| EXERCISE DIRECTIONS |
Copy out every line of the records where the string "сетчатки" occurs.

| DATASET CONTENT |
*-*-*
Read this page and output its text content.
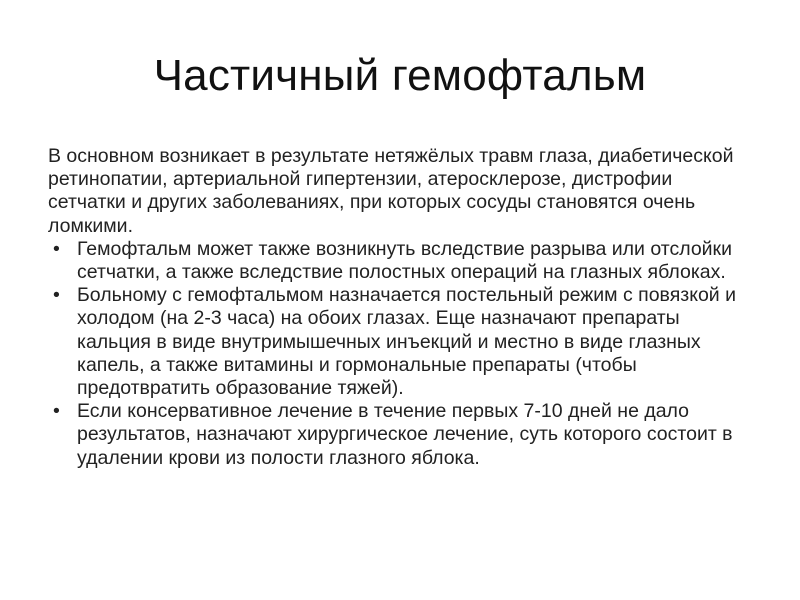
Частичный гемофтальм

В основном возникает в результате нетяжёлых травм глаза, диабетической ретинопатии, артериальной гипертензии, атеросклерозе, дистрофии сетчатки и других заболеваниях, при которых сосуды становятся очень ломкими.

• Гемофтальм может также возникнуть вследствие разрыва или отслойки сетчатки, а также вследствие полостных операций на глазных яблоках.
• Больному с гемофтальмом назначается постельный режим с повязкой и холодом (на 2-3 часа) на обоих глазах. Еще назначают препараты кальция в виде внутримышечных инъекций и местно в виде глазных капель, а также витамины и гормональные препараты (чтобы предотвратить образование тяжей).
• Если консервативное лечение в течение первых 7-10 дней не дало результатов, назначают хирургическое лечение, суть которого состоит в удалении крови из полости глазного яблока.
*-*-*
| SOLUTION FOR THIS TASK |
В основном возникает в результате нетяжёлых травм глаза, диабетической ретинопатии, артериальной гипертензии, атеросклерозе, дистрофии сетчатки и других заболеваниях, при которых сосуды становятся очень ломкими.
• Гемофтальм может также возникнуть вследствие разрыва или отслойки сетчатки, а также вследствие полостных операций на глазных яблоках.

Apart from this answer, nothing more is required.